=== What the exercise asks ===
Copy, in full, each line of the material that holds the word "value".

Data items
********
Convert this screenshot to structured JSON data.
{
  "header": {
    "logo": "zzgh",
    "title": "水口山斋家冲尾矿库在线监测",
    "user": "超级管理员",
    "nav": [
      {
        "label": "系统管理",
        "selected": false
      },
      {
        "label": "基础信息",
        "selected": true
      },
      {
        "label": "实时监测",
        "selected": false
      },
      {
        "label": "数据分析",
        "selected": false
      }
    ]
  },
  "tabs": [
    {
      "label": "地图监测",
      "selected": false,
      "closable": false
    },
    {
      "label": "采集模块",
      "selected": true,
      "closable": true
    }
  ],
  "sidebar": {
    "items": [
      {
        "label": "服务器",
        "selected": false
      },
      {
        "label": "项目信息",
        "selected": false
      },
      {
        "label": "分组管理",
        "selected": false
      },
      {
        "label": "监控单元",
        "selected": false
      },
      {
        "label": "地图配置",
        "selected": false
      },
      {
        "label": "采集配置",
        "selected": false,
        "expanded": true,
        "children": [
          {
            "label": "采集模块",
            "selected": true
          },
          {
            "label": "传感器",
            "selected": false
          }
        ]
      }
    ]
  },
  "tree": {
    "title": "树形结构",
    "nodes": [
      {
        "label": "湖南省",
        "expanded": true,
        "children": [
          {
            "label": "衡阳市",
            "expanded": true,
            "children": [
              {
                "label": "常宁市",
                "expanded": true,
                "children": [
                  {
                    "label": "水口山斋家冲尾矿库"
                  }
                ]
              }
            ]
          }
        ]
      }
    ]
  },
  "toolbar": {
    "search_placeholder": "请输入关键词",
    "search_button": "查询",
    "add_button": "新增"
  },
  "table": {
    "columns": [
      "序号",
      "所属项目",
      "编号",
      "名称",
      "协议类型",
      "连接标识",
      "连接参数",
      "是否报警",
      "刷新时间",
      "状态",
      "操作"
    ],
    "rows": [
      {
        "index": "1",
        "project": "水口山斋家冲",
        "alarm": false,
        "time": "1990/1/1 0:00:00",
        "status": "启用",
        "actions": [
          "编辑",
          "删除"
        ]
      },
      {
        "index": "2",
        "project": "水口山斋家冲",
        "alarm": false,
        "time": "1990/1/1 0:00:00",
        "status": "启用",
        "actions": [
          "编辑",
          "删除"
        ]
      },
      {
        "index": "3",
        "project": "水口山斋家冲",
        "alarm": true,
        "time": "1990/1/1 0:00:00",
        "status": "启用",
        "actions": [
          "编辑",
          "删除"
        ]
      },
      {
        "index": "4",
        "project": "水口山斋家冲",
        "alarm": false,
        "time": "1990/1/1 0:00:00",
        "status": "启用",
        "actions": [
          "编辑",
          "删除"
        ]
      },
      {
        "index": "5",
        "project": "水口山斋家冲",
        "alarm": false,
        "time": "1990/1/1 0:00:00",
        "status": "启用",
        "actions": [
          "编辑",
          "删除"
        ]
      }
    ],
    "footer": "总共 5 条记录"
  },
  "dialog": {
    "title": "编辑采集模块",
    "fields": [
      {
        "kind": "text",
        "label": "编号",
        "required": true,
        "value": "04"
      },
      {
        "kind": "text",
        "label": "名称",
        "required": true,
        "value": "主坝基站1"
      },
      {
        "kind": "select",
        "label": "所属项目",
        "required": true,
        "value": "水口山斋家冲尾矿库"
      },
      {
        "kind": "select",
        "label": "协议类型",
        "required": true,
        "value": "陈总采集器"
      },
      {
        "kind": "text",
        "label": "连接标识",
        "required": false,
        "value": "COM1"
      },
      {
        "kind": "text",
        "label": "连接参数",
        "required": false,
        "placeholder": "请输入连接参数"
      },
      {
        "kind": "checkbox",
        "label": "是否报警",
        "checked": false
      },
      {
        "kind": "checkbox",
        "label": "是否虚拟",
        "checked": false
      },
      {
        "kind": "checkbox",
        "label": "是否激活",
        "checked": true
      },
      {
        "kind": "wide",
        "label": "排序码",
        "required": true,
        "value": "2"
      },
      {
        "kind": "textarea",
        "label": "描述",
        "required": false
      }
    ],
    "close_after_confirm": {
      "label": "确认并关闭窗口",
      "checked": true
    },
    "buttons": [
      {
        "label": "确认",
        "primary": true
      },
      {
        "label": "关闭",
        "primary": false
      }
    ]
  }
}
********
=== Final result ===
        "value": "04"
        "value": "主坝基站1"
        "value": "水口山斋家冲尾矿库"
        "value": "陈总采集器"
        "value": "COM1"
        "value": "2"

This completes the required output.